■ **Given problem**
Wherever the word "Information" appears in a line, extract that line.

■ **Material provided**
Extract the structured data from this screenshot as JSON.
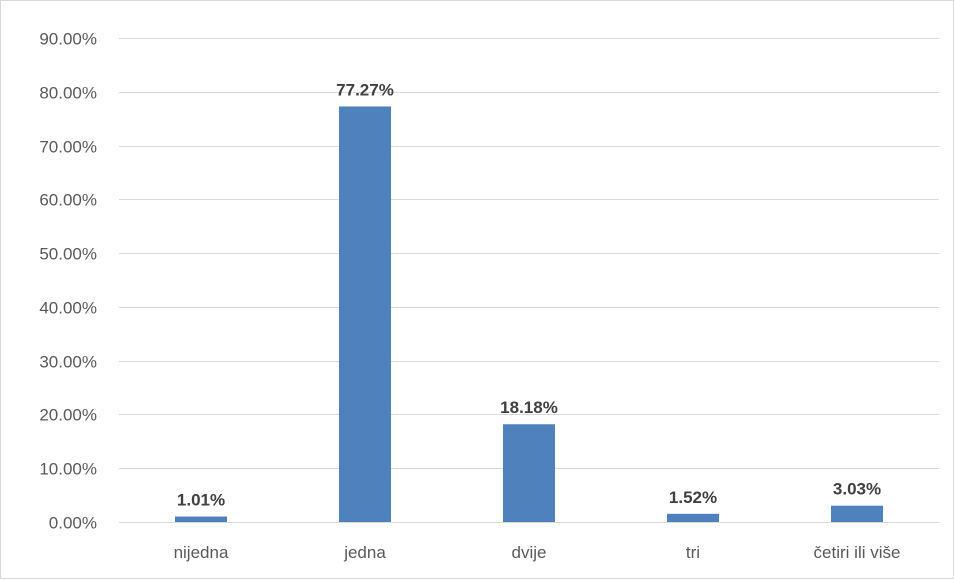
{
  "chart_data": {
    "type": "bar",
    "categories": [
      "nijedna",
      "jedna",
      "dvije",
      "tri",
      "četiri ili više"
    ],
    "values": [
      1.01,
      77.27,
      18.18,
      1.52,
      3.03
    ],
    "value_labels": [
      "1.01%",
      "77.27%",
      "18.18%",
      "1.52%",
      "3.03%"
    ],
    "ylim": [
      0,
      90
    ],
    "yticks": [
      0,
      10,
      20,
      30,
      40,
      50,
      60,
      70,
      80,
      90
    ],
    "ytick_labels": [
      "0.00%",
      "10.00%",
      "20.00%",
      "30.00%",
      "40.00%",
      "50.00%",
      "60.00%",
      "70.00%",
      "80.00%",
      "90.00%"
    ],
    "title": "",
    "xlabel": "",
    "ylabel": "",
    "grid": true,
    "legend": "none",
    "bar_color": "#4f81bd",
    "grid_color": "#d9d9d9"
  }
}
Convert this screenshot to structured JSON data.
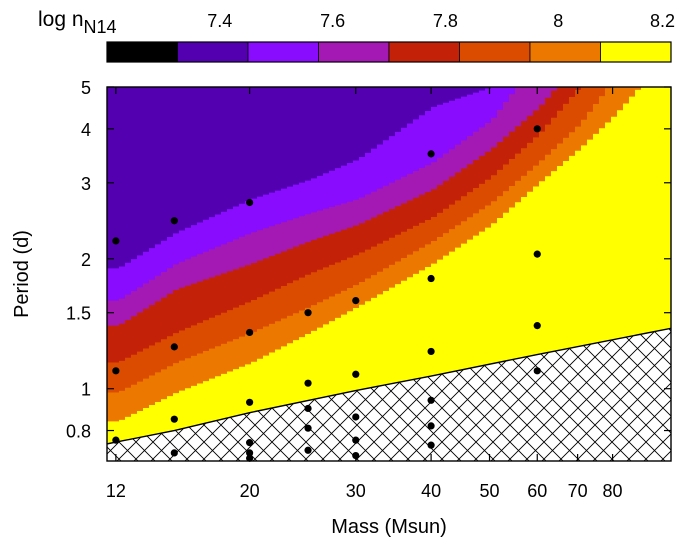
{
  "chart_data": {
    "type": "heatmap",
    "xlabel": "Mass (Msun)",
    "ylabel": "Period (d)",
    "x_scale": "log",
    "y_scale": "log",
    "xlim": [
      11.6,
      100
    ],
    "ylim": [
      0.68,
      5
    ],
    "x_ticks": [
      12,
      20,
      30,
      40,
      50,
      60,
      70,
      80
    ],
    "y_ticks": [
      0.8,
      1,
      1.5,
      2,
      3,
      4,
      5
    ],
    "colorbar": {
      "label_prefix": "log n",
      "label_subscript": "N14",
      "range": [
        7.2,
        8.2
      ],
      "tick_values": [
        7.4,
        7.6,
        7.8,
        8,
        8.2
      ],
      "tick_labels": [
        "7.4",
        "7.6",
        "7.8",
        "8",
        "8.2"
      ],
      "bands": [
        {
          "from": 7.2,
          "to": 7.325,
          "color": "#000000"
        },
        {
          "from": 7.325,
          "to": 7.45,
          "color": "#5200b0"
        },
        {
          "from": 7.45,
          "to": 7.575,
          "color": "#8a0cff"
        },
        {
          "from": 7.575,
          "to": 7.7,
          "color": "#a418b4"
        },
        {
          "from": 7.7,
          "to": 7.825,
          "color": "#c32208"
        },
        {
          "from": 7.825,
          "to": 7.95,
          "color": "#dc4c00"
        },
        {
          "from": 7.95,
          "to": 8.075,
          "color": "#ec7800"
        },
        {
          "from": 8.075,
          "to": 8.2,
          "color": "#ffff00"
        }
      ]
    },
    "contour_boundaries": [
      {
        "upper": 7.45,
        "points": [
          [
            12,
            1.9
          ],
          [
            15,
            2.3
          ],
          [
            20,
            2.75
          ],
          [
            25,
            3.05
          ],
          [
            30,
            3.4
          ],
          [
            40,
            4.5
          ],
          [
            50,
            5.0
          ]
        ]
      },
      {
        "upper": 7.575,
        "points": [
          [
            12,
            1.6
          ],
          [
            15,
            1.95
          ],
          [
            20,
            2.3
          ],
          [
            25,
            2.55
          ],
          [
            30,
            2.75
          ],
          [
            40,
            3.35
          ],
          [
            50,
            4.2
          ],
          [
            55,
            5.0
          ]
        ]
      },
      {
        "upper": 7.7,
        "points": [
          [
            12,
            1.4
          ],
          [
            15,
            1.7
          ],
          [
            20,
            1.95
          ],
          [
            25,
            2.2
          ],
          [
            30,
            2.4
          ],
          [
            40,
            2.9
          ],
          [
            50,
            3.6
          ],
          [
            60,
            4.5
          ],
          [
            64,
            5.0
          ]
        ]
      },
      {
        "upper": 7.825,
        "points": [
          [
            12,
            1.15
          ],
          [
            15,
            1.35
          ],
          [
            20,
            1.6
          ],
          [
            25,
            1.85
          ],
          [
            30,
            2.05
          ],
          [
            40,
            2.5
          ],
          [
            50,
            3.1
          ],
          [
            60,
            3.9
          ],
          [
            70,
            5.0
          ]
        ]
      },
      {
        "upper": 7.95,
        "points": [
          [
            12,
            0.98
          ],
          [
            15,
            1.15
          ],
          [
            20,
            1.35
          ],
          [
            25,
            1.55
          ],
          [
            30,
            1.75
          ],
          [
            40,
            2.2
          ],
          [
            50,
            2.7
          ],
          [
            60,
            3.35
          ],
          [
            70,
            4.1
          ],
          [
            78,
            5.0
          ]
        ]
      },
      {
        "upper": 8.075,
        "points": [
          [
            12,
            0.84
          ],
          [
            15,
            0.98
          ],
          [
            20,
            1.15
          ],
          [
            25,
            1.35
          ],
          [
            30,
            1.55
          ],
          [
            40,
            1.95
          ],
          [
            50,
            2.4
          ],
          [
            60,
            3.0
          ],
          [
            70,
            3.6
          ],
          [
            80,
            4.3
          ],
          [
            88,
            5.0
          ]
        ]
      }
    ],
    "shaded_region_boundary": [
      [
        11.6,
        0.745
      ],
      [
        15,
        0.8
      ],
      [
        20,
        0.88
      ],
      [
        30,
        0.99
      ],
      [
        40,
        1.07
      ],
      [
        60,
        1.2
      ],
      [
        100,
        1.38
      ]
    ],
    "points": [
      {
        "x": 12,
        "y": 2.2
      },
      {
        "x": 12,
        "y": 1.1
      },
      {
        "x": 12,
        "y": 0.76
      },
      {
        "x": 15,
        "y": 2.45
      },
      {
        "x": 15,
        "y": 1.25
      },
      {
        "x": 15,
        "y": 0.85
      },
      {
        "x": 15,
        "y": 0.71
      },
      {
        "x": 20,
        "y": 2.7
      },
      {
        "x": 20,
        "y": 1.35
      },
      {
        "x": 20,
        "y": 0.93
      },
      {
        "x": 20,
        "y": 0.75
      },
      {
        "x": 20,
        "y": 0.71
      },
      {
        "x": 20,
        "y": 0.69
      },
      {
        "x": 25,
        "y": 1.5
      },
      {
        "x": 25,
        "y": 1.03
      },
      {
        "x": 25,
        "y": 0.9
      },
      {
        "x": 25,
        "y": 0.81
      },
      {
        "x": 25,
        "y": 0.72
      },
      {
        "x": 30,
        "y": 1.6
      },
      {
        "x": 30,
        "y": 1.08
      },
      {
        "x": 30,
        "y": 0.86
      },
      {
        "x": 30,
        "y": 0.76
      },
      {
        "x": 30,
        "y": 0.7
      },
      {
        "x": 40,
        "y": 3.5
      },
      {
        "x": 40,
        "y": 1.8
      },
      {
        "x": 40,
        "y": 1.22
      },
      {
        "x": 40,
        "y": 0.94
      },
      {
        "x": 40,
        "y": 0.82
      },
      {
        "x": 40,
        "y": 0.74
      },
      {
        "x": 60,
        "y": 4.0
      },
      {
        "x": 60,
        "y": 2.05
      },
      {
        "x": 60,
        "y": 1.4
      },
      {
        "x": 60,
        "y": 1.1
      }
    ]
  }
}
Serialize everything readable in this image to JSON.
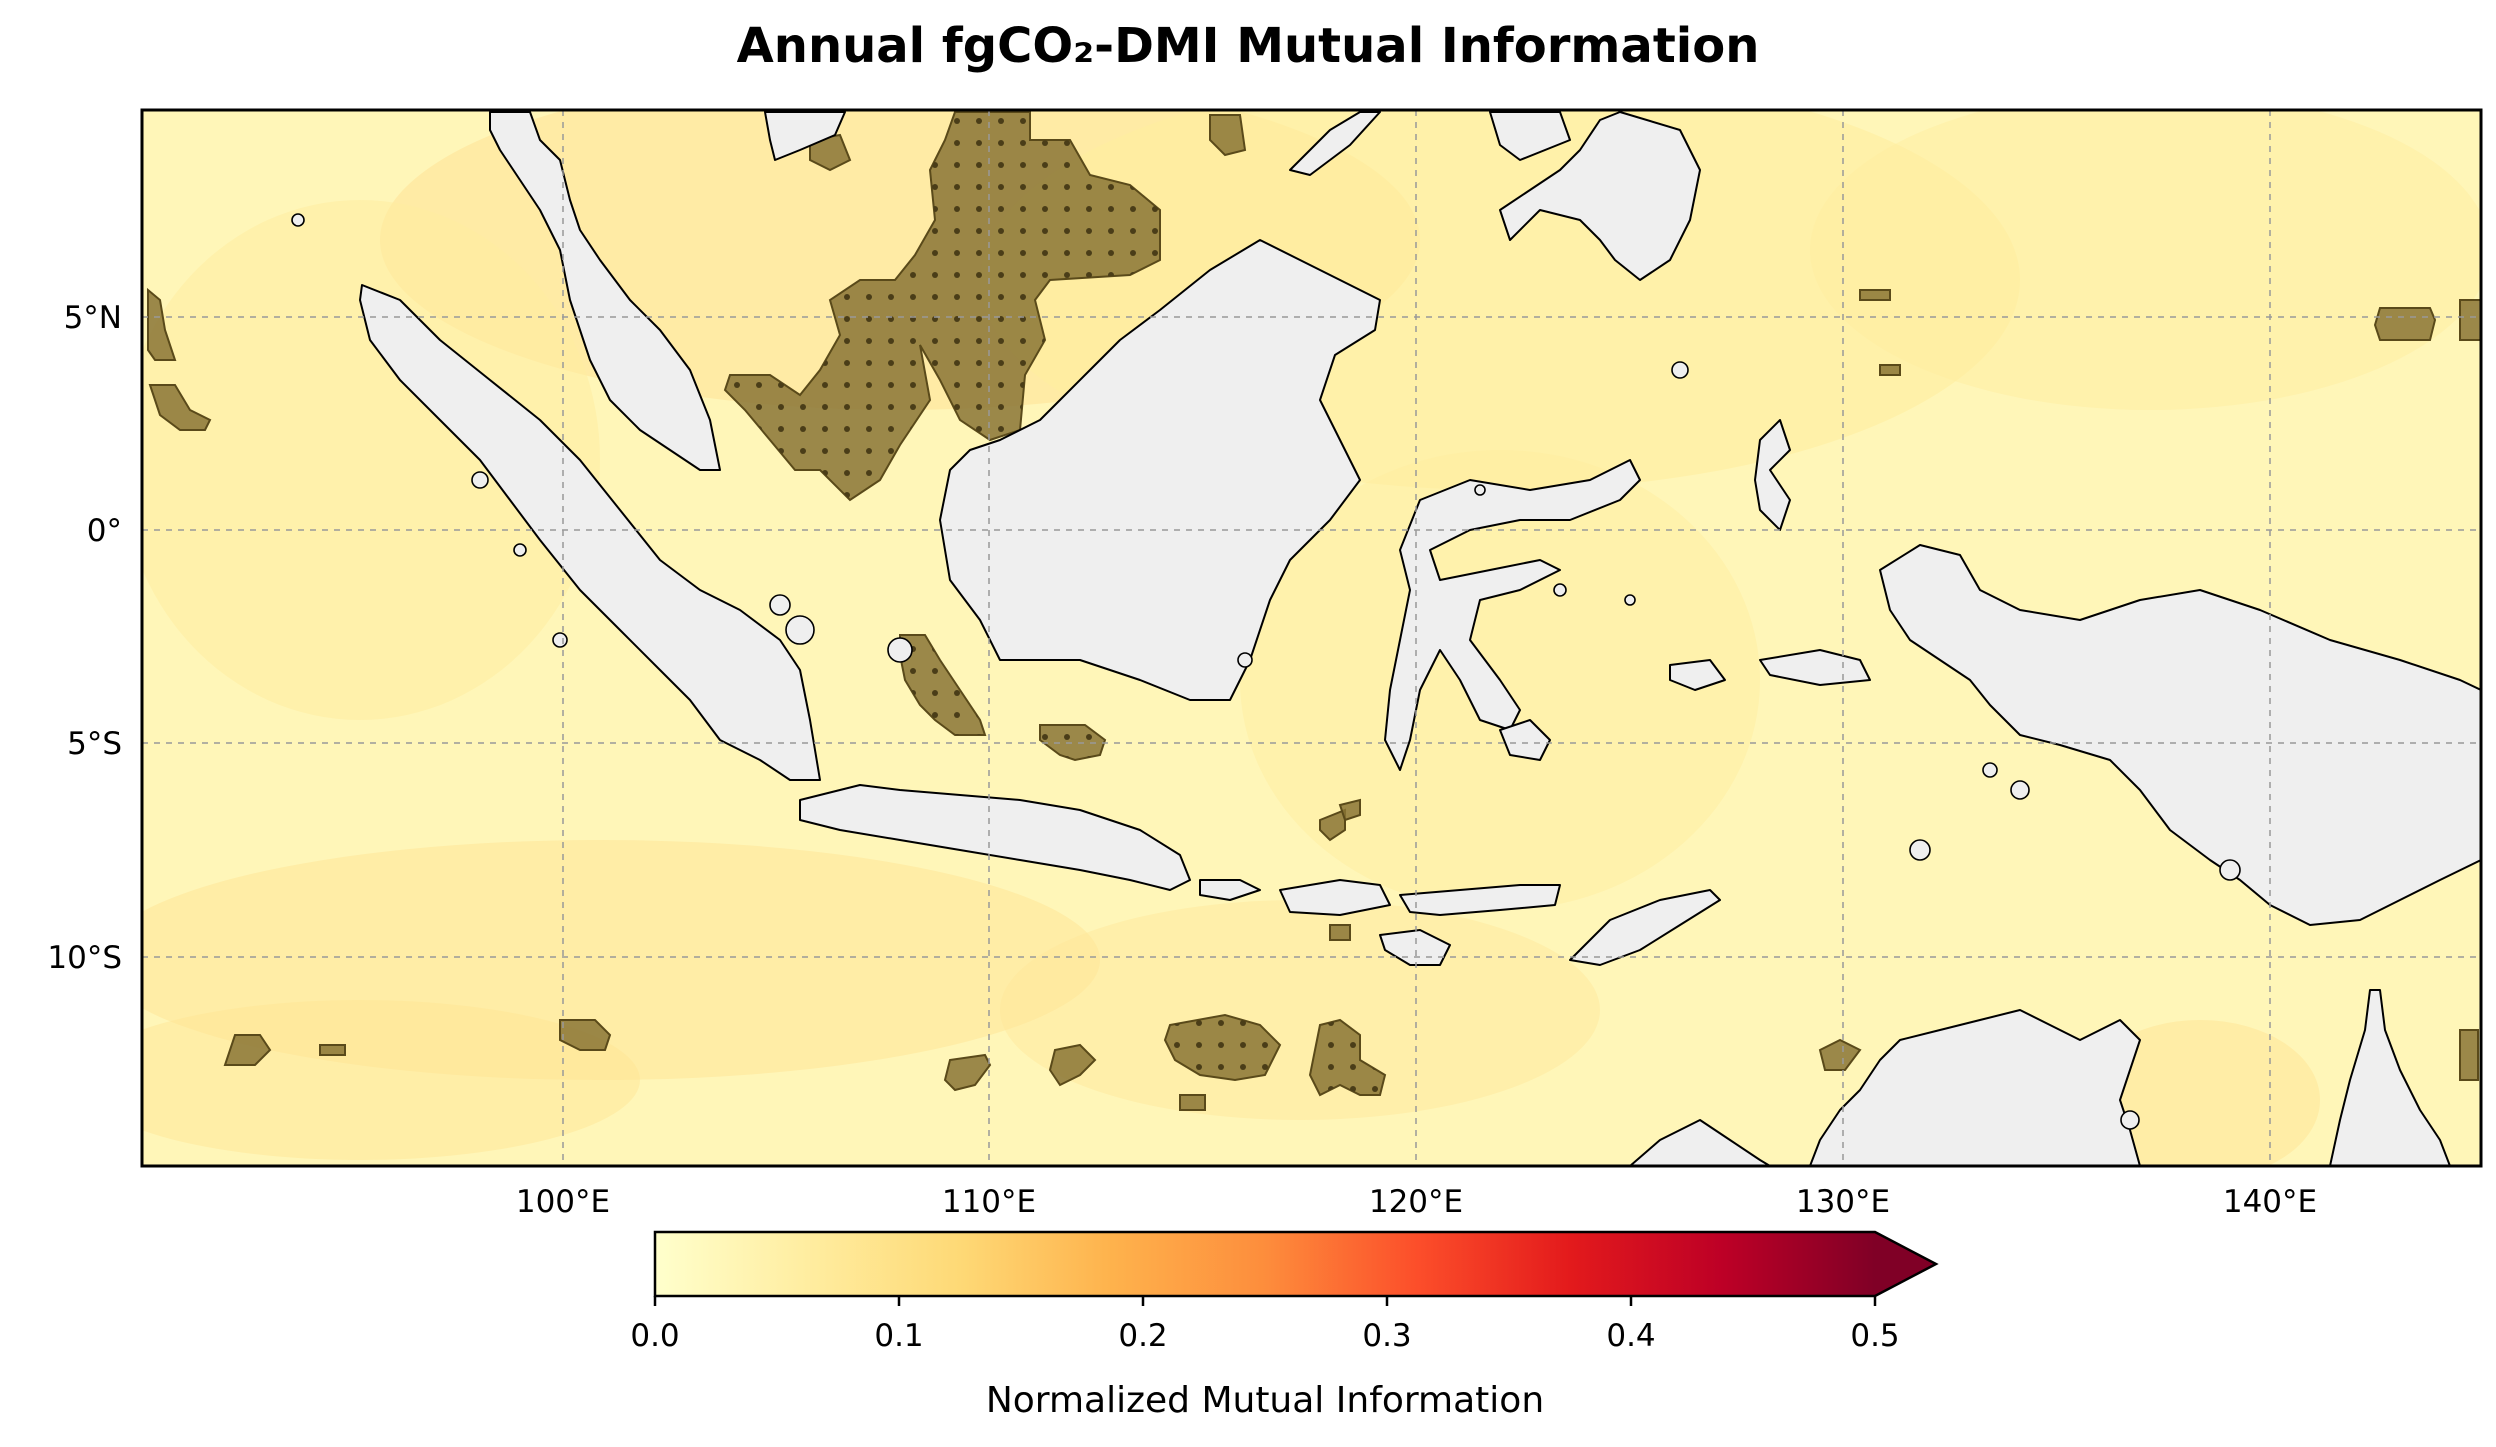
{
  "title": "Annual fgCO₂-DMI Mutual Information",
  "map": {
    "lon_range": [
      90,
      145
    ],
    "lat_range": [
      -15,
      9.7
    ],
    "gridlines": true,
    "lon_ticks": [
      "100°E",
      "110°E",
      "120°E",
      "130°E",
      "140°E"
    ],
    "lat_ticks": [
      "5°N",
      "0°",
      "5°S",
      "10°S"
    ],
    "land_color": "#efefef",
    "ocean_base_color": "#ffffc2",
    "significance_hatch_color": "#8a7435",
    "significance_marker": "stippled dots"
  },
  "colorbar": {
    "label": "Normalized Mutual Information",
    "ticks": [
      "0.0",
      "0.1",
      "0.2",
      "0.3",
      "0.4",
      "0.5"
    ],
    "range": [
      0.0,
      0.5
    ],
    "extend": "max",
    "colormap": "YlOrRd",
    "colors": [
      "#ffffcc",
      "#ffeda0",
      "#fed976",
      "#feb24c",
      "#fd8d3c",
      "#fc4e2a",
      "#e31a1c",
      "#bd0026",
      "#800026"
    ]
  }
}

■ **Solution to this exercise**
  "title": "Annual fgCO₂-DMI Mutual Information",
    "label": "Normalized Mutual Information",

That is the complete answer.